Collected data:

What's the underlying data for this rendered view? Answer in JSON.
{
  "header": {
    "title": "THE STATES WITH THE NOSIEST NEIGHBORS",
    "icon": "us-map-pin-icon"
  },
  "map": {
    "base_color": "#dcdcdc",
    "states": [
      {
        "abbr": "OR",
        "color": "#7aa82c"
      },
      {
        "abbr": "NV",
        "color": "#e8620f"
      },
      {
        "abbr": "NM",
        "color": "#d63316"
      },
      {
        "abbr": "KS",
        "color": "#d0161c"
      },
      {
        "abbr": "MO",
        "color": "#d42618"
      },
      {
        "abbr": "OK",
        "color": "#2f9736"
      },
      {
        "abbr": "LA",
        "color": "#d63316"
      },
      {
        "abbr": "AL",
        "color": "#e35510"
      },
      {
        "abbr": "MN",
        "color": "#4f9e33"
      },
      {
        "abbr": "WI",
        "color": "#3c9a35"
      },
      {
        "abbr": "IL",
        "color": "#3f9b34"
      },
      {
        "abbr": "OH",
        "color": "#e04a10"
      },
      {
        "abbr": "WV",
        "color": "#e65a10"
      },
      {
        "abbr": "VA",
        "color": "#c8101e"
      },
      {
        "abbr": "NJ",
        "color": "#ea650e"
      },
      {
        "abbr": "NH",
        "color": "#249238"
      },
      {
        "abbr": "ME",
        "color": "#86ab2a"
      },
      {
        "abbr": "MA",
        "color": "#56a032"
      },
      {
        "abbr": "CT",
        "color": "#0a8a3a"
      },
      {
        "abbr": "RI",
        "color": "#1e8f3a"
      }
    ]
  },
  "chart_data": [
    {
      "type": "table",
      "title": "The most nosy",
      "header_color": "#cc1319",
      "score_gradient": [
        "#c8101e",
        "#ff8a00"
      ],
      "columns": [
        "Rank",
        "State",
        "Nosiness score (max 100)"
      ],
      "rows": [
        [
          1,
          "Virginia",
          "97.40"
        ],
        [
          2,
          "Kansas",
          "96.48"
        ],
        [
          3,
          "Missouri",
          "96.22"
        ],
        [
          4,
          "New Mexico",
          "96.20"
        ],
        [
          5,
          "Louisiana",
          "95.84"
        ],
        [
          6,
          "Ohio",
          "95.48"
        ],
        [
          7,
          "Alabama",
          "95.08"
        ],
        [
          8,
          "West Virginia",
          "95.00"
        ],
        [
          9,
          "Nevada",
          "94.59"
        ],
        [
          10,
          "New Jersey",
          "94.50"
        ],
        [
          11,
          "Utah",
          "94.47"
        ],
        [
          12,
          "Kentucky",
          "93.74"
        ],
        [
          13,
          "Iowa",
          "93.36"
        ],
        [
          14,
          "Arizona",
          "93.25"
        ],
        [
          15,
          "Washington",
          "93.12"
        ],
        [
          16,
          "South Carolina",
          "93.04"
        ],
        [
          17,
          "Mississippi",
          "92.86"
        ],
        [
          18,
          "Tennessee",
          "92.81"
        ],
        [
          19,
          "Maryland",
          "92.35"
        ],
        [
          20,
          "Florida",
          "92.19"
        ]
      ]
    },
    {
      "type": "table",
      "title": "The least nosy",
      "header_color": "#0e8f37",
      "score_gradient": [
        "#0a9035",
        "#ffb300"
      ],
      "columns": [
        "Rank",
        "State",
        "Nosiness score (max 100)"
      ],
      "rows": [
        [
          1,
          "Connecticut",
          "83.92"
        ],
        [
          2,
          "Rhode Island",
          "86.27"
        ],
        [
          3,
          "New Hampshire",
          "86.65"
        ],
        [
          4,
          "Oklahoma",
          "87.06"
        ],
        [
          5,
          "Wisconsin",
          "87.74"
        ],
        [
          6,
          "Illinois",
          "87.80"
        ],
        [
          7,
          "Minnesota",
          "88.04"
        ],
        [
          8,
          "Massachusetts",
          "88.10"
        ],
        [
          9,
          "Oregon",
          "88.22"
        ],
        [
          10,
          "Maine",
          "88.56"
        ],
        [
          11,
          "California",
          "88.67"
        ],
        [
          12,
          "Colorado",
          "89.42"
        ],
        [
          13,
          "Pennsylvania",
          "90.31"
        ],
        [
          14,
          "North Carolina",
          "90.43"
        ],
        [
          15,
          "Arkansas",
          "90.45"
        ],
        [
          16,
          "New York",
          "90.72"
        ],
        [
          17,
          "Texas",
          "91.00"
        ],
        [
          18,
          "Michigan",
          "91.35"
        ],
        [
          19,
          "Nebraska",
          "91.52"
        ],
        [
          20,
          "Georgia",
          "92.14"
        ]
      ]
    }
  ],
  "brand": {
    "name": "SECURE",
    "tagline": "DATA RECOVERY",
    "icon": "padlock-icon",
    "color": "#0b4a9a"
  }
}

THE EXERCISE:
Exact copies of all the records are required.

RESULT OF THE TASK:
What's the underlying data for this rendered view? Answer in JSON.
{
  "header": {
    "title": "THE STATES WITH THE NOSIEST NEIGHBORS",
    "icon": "us-map-pin-icon"
  },
  "map": {
    "base_color": "#dcdcdc",
    "states": [
      {
        "abbr": "OR",
        "color": "#7aa82c"
      },
      {
        "abbr": "NV",
        "color": "#e8620f"
      },
      {
        "abbr": "NM",
        "color": "#d63316"
      },
      {
        "abbr": "KS",
        "color": "#d0161c"
      },
      {
        "abbr": "MO",
        "color": "#d42618"
      },
      {
        "abbr": "OK",
        "color": "#2f9736"
      },
      {
        "abbr": "LA",
        "color": "#d63316"
      },
      {
        "abbr": "AL",
        "color": "#e35510"
      },
      {
        "abbr": "MN",
        "color": "#4f9e33"
      },
      {
        "abbr": "WI",
        "color": "#3c9a35"
      },
      {
        "abbr": "IL",
        "color": "#3f9b34"
      },
      {
        "abbr": "OH",
        "color": "#e04a10"
      },
      {
        "abbr": "WV",
        "color": "#e65a10"
      },
      {
        "abbr": "VA",
        "color": "#c8101e"
      },
      {
        "abbr": "NJ",
        "color": "#ea650e"
      },
      {
        "abbr": "NH",
        "color": "#249238"
      },
      {
        "abbr": "ME",
        "color": "#86ab2a"
      },
      {
        "abbr": "MA",
        "color": "#56a032"
      },
      {
        "abbr": "CT",
        "color": "#0a8a3a"
      },
      {
        "abbr": "RI",
        "color": "#1e8f3a"
      }
    ]
  },
  "chart_data": [
    {
      "type": "table",
      "title": "The most nosy",
      "header_color": "#cc1319",
      "score_gradient": [
        "#c8101e",
        "#ff8a00"
      ],
      "columns": [
        "Rank",
        "State",
        "Nosiness score (max 100)"
      ],
      "rows": [
        [
          1,
          "Virginia",
          "97.40"
        ],
        [
          2,
          "Kansas",
          "96.48"
        ],
        [
          3,
          "Missouri",
          "96.22"
        ],
        [
          4,
          "New Mexico",
          "96.20"
        ],
        [
          5,
          "Louisiana",
          "95.84"
        ],
        [
          6,
          "Ohio",
          "95.48"
        ],
        [
          7,
          "Alabama",
          "95.08"
        ],
        [
          8,
          "West Virginia",
          "95.00"
        ],
        [
          9,
          "Nevada",
          "94.59"
        ],
        [
          10,
          "New Jersey",
          "94.50"
        ],
        [
          11,
          "Utah",
          "94.47"
        ],
        [
          12,
          "Kentucky",
          "93.74"
        ],
        [
          13,
          "Iowa",
          "93.36"
        ],
        [
          14,
          "Arizona",
          "93.25"
        ],
        [
          15,
          "Washington",
          "93.12"
        ],
        [
          16,
          "South Carolina",
          "93.04"
        ],
        [
          17,
          "Mississippi",
          "92.86"
        ],
        [
          18,
          "Tennessee",
          "92.81"
        ],
        [
          19,
          "Maryland",
          "92.35"
        ],
        [
          20,
          "Florida",
          "92.19"
        ]
      ]
    },
    {
      "type": "table",
      "title": "The least nosy",
      "header_color": "#0e8f37",
      "score_gradient": [
        "#0a9035",
        "#ffb300"
      ],
      "columns": [
        "Rank",
        "State",
        "Nosiness score (max 100)"
      ],
      "rows": [
        [
          1,
          "Connecticut",
          "83.92"
        ],
        [
          2,
          "Rhode Island",
          "86.27"
        ],
        [
          3,
          "New Hampshire",
          "86.65"
        ],
        [
          4,
          "Oklahoma",
          "87.06"
        ],
        [
          5,
          "Wisconsin",
          "87.74"
        ],
        [
          6,
          "Illinois",
          "87.80"
        ],
        [
          7,
          "Minnesota",
          "88.04"
        ],
        [
          8,
          "Massachusetts",
          "88.10"
        ],
        [
          9,
          "Oregon",
          "88.22"
        ],
        [
          10,
          "Maine",
          "88.56"
        ],
        [
          11,
          "California",
          "88.67"
        ],
        [
          12,
          "Colorado",
          "89.42"
        ],
        [
          13,
          "Pennsylvania",
          "90.31"
        ],
        [
          14,
          "North Carolina",
          "90.43"
        ],
        [
          15,
          "Arkansas",
          "90.45"
        ],
        [
          16,
          "New York",
          "90.72"
        ],
        [
          17,
          "Texas",
          "91.00"
        ],
        [
          18,
          "Michigan",
          "91.35"
        ],
        [
          19,
          "Nebraska",
          "91.52"
        ],
        [
          20,
          "Georgia",
          "92.14"
        ]
      ]
    }
  ],
  "brand": {
    "name": "SECURE",
    "tagline": "DATA RECOVERY",
    "icon": "padlock-icon",
    "color": "#0b4a9a"
  }
}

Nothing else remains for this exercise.